START Provided entries
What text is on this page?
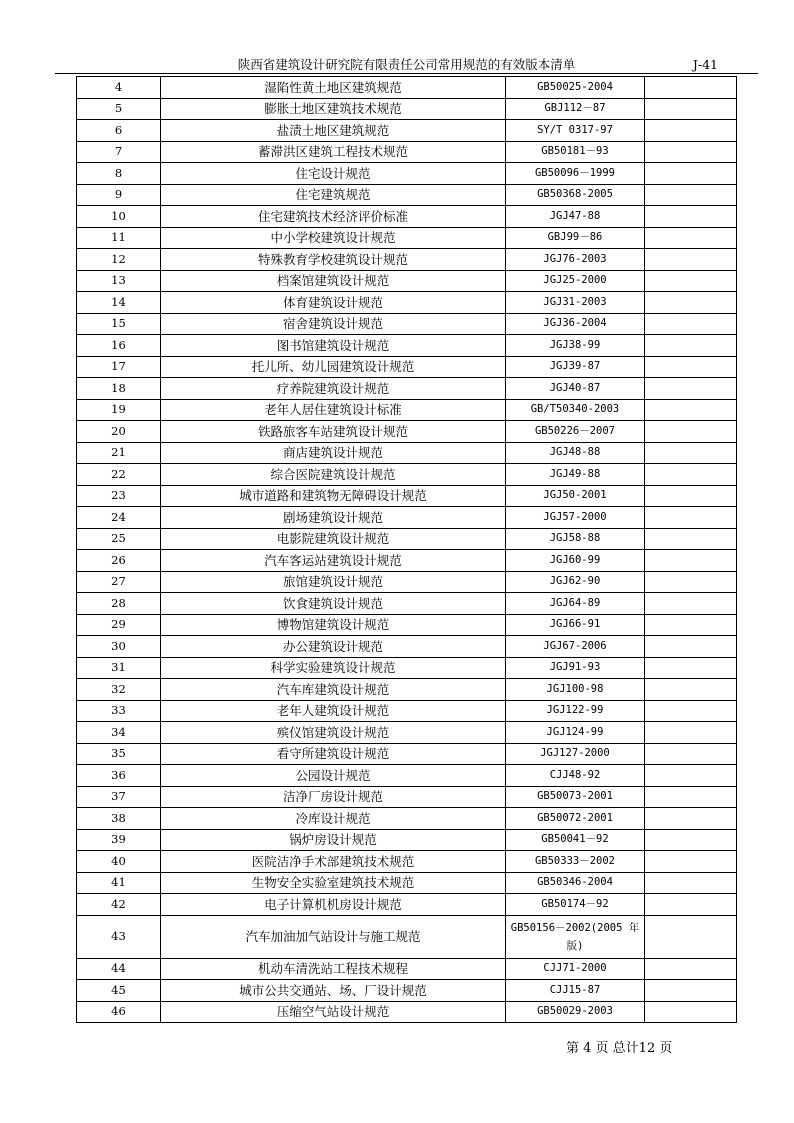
陕西省建筑设计研究院有限责任公司常用规范的有效版本清单	J-41
4	湿陷性黄土地区建筑规范	GB50025-2004	
5	膨胀土地区建筑技术规范	GBJ112－87	
6	盐渍土地区建筑规范	SY/T 0317-97	
7	蓄滞洪区建筑工程技术规范	GB50181－93	
8	住宅设计规范	GB50096－1999	
9	住宅建筑规范	GB50368-2005	
10	住宅建筑技术经济评价标准	JGJ47-88	
11	中小学校建筑设计规范	GBJ99－86	
12	特殊教育学校建筑设计规范	JGJ76-2003	
13	档案馆建筑设计规范	JGJ25-2000	
14	体育建筑设计规范	JGJ31-2003	
15	宿舍建筑设计规范	JGJ36-2004	
16	图书馆建筑设计规范	JGJ38-99	
17	托儿所、幼儿园建筑设计规范	JGJ39-87	
18	疗养院建筑设计规范	JGJ40-87	
19	老年人居住建筑设计标准	GB/T50340-2003	
20	铁路旅客车站建筑设计规范	GB50226－2007	
21	商店建筑设计规范	JGJ48-88	
22	综合医院建筑设计规范	JGJ49-88	
23	城市道路和建筑物无障碍设计规范	JGJ50-2001	
24	剧场建筑设计规范	JGJ57-2000	
25	电影院建筑设计规范	JGJ58-88	
26	汽车客运站建筑设计规范	JGJ60-99	
27	旅馆建筑设计规范	JGJ62-90	
28	饮食建筑设计规范	JGJ64-89	
29	博物馆建筑设计规范	JGJ66-91	
30	办公建筑设计规范	JGJ67-2006	
31	科学实验建筑设计规范	JGJ91-93	
32	汽车库建筑设计规范	JGJ100-98	
33	老年人建筑设计规范	JGJ122-99	
34	殡仪馆建筑设计规范	JGJ124-99	
35	看守所建筑设计规范	JGJ127-2000	
36	公园设计规范	CJJ48-92	
37	洁净厂房设计规范	GB50073-2001	
38	冷库设计规范	GB50072-2001	
39	锅炉房设计规范	GB50041－92	
40	医院洁净手术部建筑技术规范	GB50333－2002	
41	生物安全实验室建筑技术规范	GB50346-2004	
42	电子计算机机房设计规范	GB50174－92	
43	汽车加油加气站设计与施工规范	GB50156－2002(2005 年版)	
44	机动车清洗站工程技术规程	CJJ71-2000	
45	城市公共交通站、场、厂设计规范	CJJ15-87	
46	压缩空气站设计规范	GB50029-2003	
第 4 页 总计12 页
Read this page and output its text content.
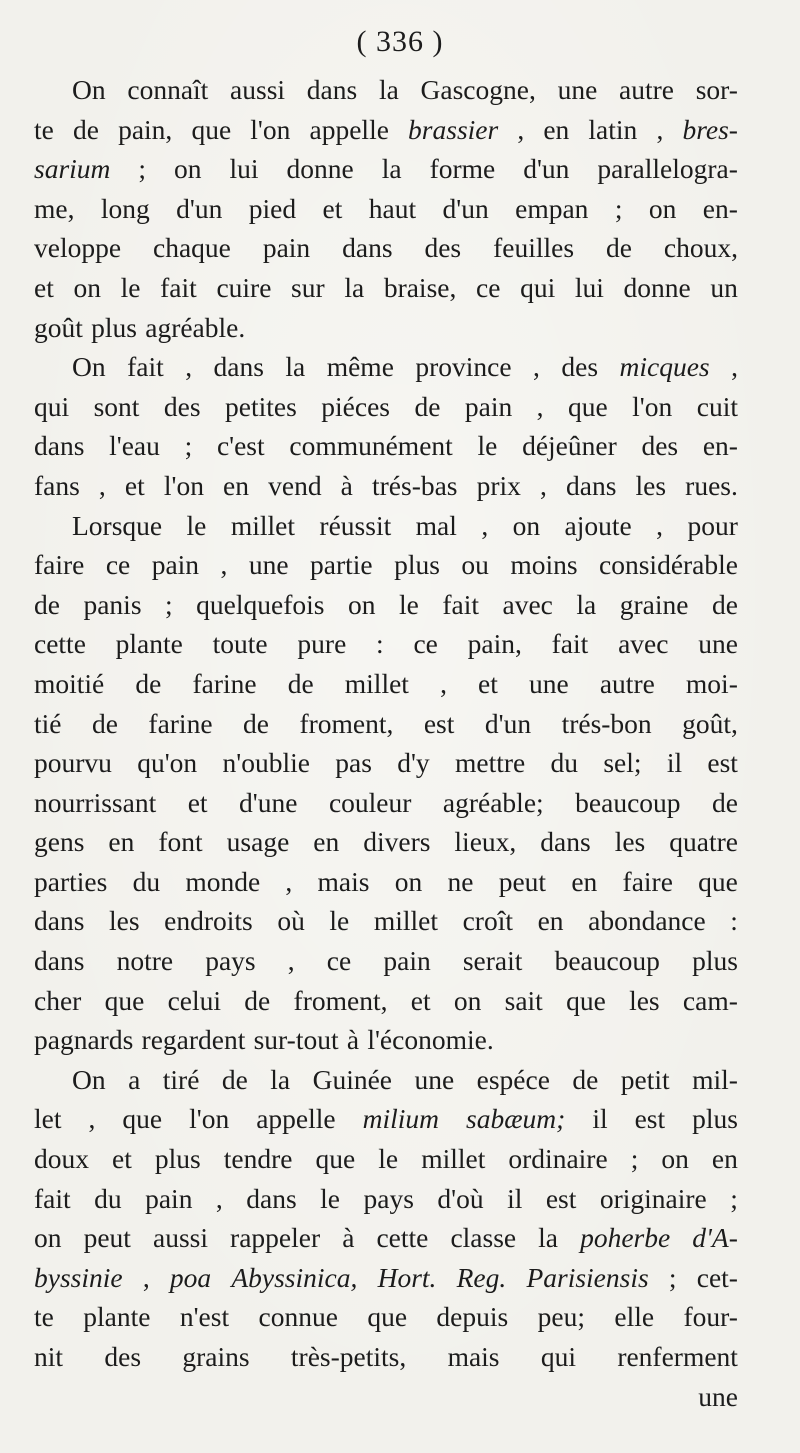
( 336 )
On connaît aussi dans la Gascogne, une autre sor-
te de pain, que l'on appelle brassier , en latin , bres-
sarium ; on lui donne la forme d'un parallelogra-
me, long d'un pied et haut d'un empan ; on en-
veloppe chaque pain dans des feuilles de choux,
et on le fait cuire sur la braise, ce qui lui donne un
goût plus agréable.
On fait , dans la même province , des micques ,
qui sont des petites piéces de pain , que l'on cuit
dans l'eau ; c'est communément le déjeûner des en-
fans , et l'on en vend à trés-bas prix , dans les rues.
Lorsque le millet réussit mal , on ajoute , pour
faire ce pain , une partie plus ou moins considérable
de panis ; quelquefois on le fait avec la graine de
cette plante toute pure : ce pain, fait avec une
moitié de farine de millet , et une autre moi-
tié de farine de froment, est d'un trés-bon goût,
pourvu qu'on n'oublie pas d'y mettre du sel; il est
nourrissant et d'une couleur agréable; beaucoup de
gens en font usage en divers lieux, dans les quatre
parties du monde , mais on ne peut en faire que
dans les endroits où le millet croît en abondance :
dans notre pays , ce pain serait beaucoup plus
cher que celui de froment, et on sait que les cam-
pagnards regardent sur-tout à l'économie.
On a tiré de la Guinée une espéce de petit mil-
let , que l'on appelle milium sabæum; il est plus
doux et plus tendre que le millet ordinaire ; on en
fait du pain , dans le pays d'où il est originaire ;
on peut aussi rappeler à cette classe la poherbe d'A-
byssinie , poa Abyssinica, Hort. Reg. Parisiensis ; cet-
te plante n'est connue que depuis peu; elle four-
nit des grains très-petits, mais qui renferment
une
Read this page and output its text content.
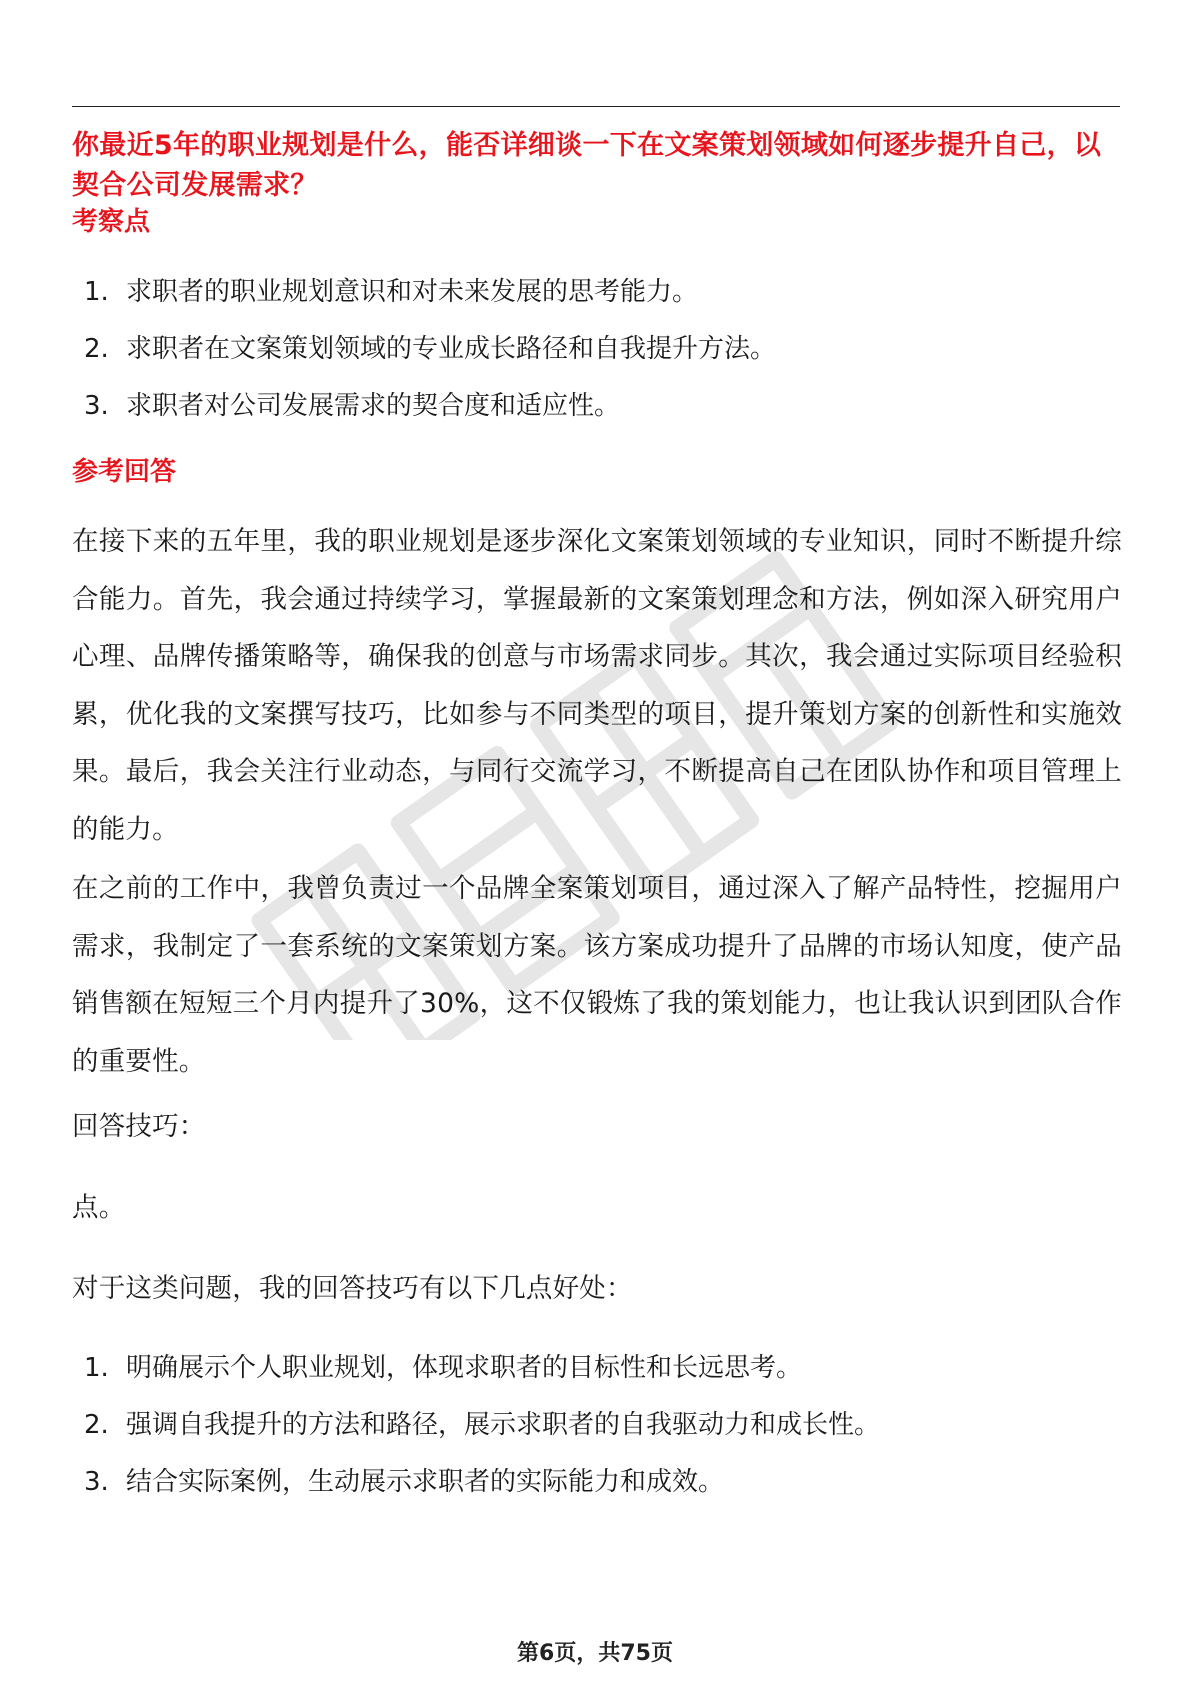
你最近5年的职业规划是什么，能否详细谈一下在文案策划领域如何逐步提升自己，以契合公司发展需求？
考察点
1. 求职者的职业规划意识和对未来发展的思考能力。
2. 求职者在文案策划领域的专业成长路径和自我提升方法。
3. 求职者对公司发展需求的契合度和适应性。
参考回答

在接下来的五年里，我的职业规划是逐步深化文案策划领域的专业知识，同时不断提升综合能力。首先，我会通过持续学习，掌握最新的文案策划理念和方法，例如深入研究用户心理、品牌传播策略等，确保我的创意与市场需求同步。其次，我会通过实际项目经验积累，优化我的文案撰写技巧，比如参与不同类型的项目，提升策划方案的创新性和实施效果。最后，我会关注行业动态，与同行交流学习，不断提高自己在团队协作和项目管理上的能力。

在之前的工作中，我曾负责过一个品牌全案策划项目，通过深入了解产品特性，挖掘用户需求，我制定了一套系统的文案策划方案。该方案成功提升了品牌的市场认知度，使产品销售额在短短三个月内提升了30%，这不仅锻炼了我的策划能力，也让我认识到团队合作的重要性。

回答技巧：

点。

对于这类问题，我的回答技巧有以下几点好处：

1. 明确展示个人职业规划，体现求职者的目标性和长远思考。
2. 强调自我提升的方法和路径，展示求职者的自我驱动力和成长性。
3. 结合实际案例，生动展示求职者的实际能力和成效。
第6页，共75页
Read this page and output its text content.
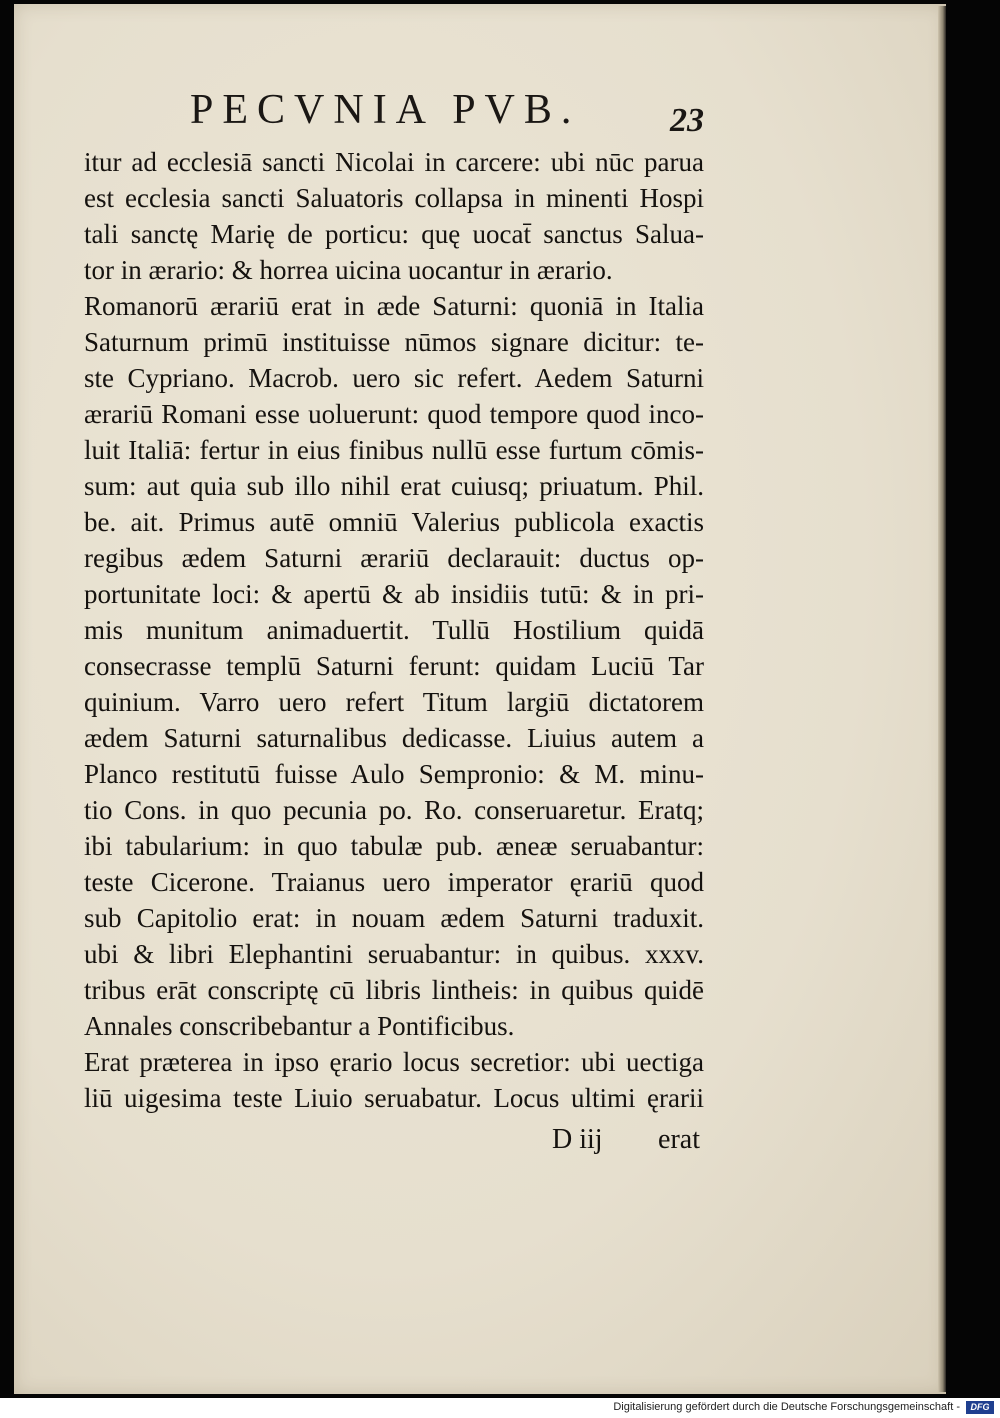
PECVNIA PVB.	23
itur ad ecclesiā sancti Nicolai in carcere: ubi nūc parua
est ecclesia sancti Saluatoris collapsa in minenti Hospi
tali sanctę Marię de porticu: quę uocat̄ sanctus Salua-
tor in ærario: & horrea uicina uocantur in ærario.
Romanorū ærariū erat in æde Saturni: quoniā in Italia
Saturnum primū instituisse nūmos signare dicitur: te-
ste Cypriano. Macrob. uero sic refert. Aedem Saturni
ærariū Romani esse uoluerunt: quod tempore quod inco-
luit Italiā: fertur in eius finibus nullū esse furtum cōmis-
sum: aut quia sub illo nihil erat cuiusq; priuatum. Phil.
be. ait. Primus autē omniū Valerius publicola exactis
regibus ædem Saturni ærariū declarauit: ductus op-
portunitate loci: & apertū & ab insidiis tutū: & in pri-
mis munitum animaduertit. Tullū Hostilium quidā
consecrasse templū Saturni ferunt: quidam Luciū Tar
quinium. Varro uero refert Titum largiū dictatorem
ædem Saturni saturnalibus dedicasse. Liuius autem a
Planco restitutū fuisse Aulo Sempronio: & M. minu-
tio Cons. in quo pecunia po. Ro. conseruaretur. Eratq;
ibi tabularium: in quo tabulæ pub. æneæ seruabantur:
teste Cicerone. Traianus uero imperator ęrariū quod
sub Capitolio erat: in nouam ædem Saturni traduxit.
ubi & libri Elephantini seruabantur: in quibus. xxxv.
tribus erāt conscriptę cū libris lintheis: in quibus quidē
Annales conscribebantur a Pontificibus.
Erat præterea in ipso ęrario locus secretior: ubi uectiga
liū uigesima teste Liuio seruabatur. Locus ultimi ęrarii
D iij erat
Digitalisierung gefördert durch die Deutsche Forschungsgemeinschaft -	DFG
END Provided entries
Exercise details »
Pick each line holding the word "cette" out of the data and copy it.

Final result »
cette plante toute pure : ce pain, fait avec une
on peut aussi rappeler à cette classe la poherbe d'A-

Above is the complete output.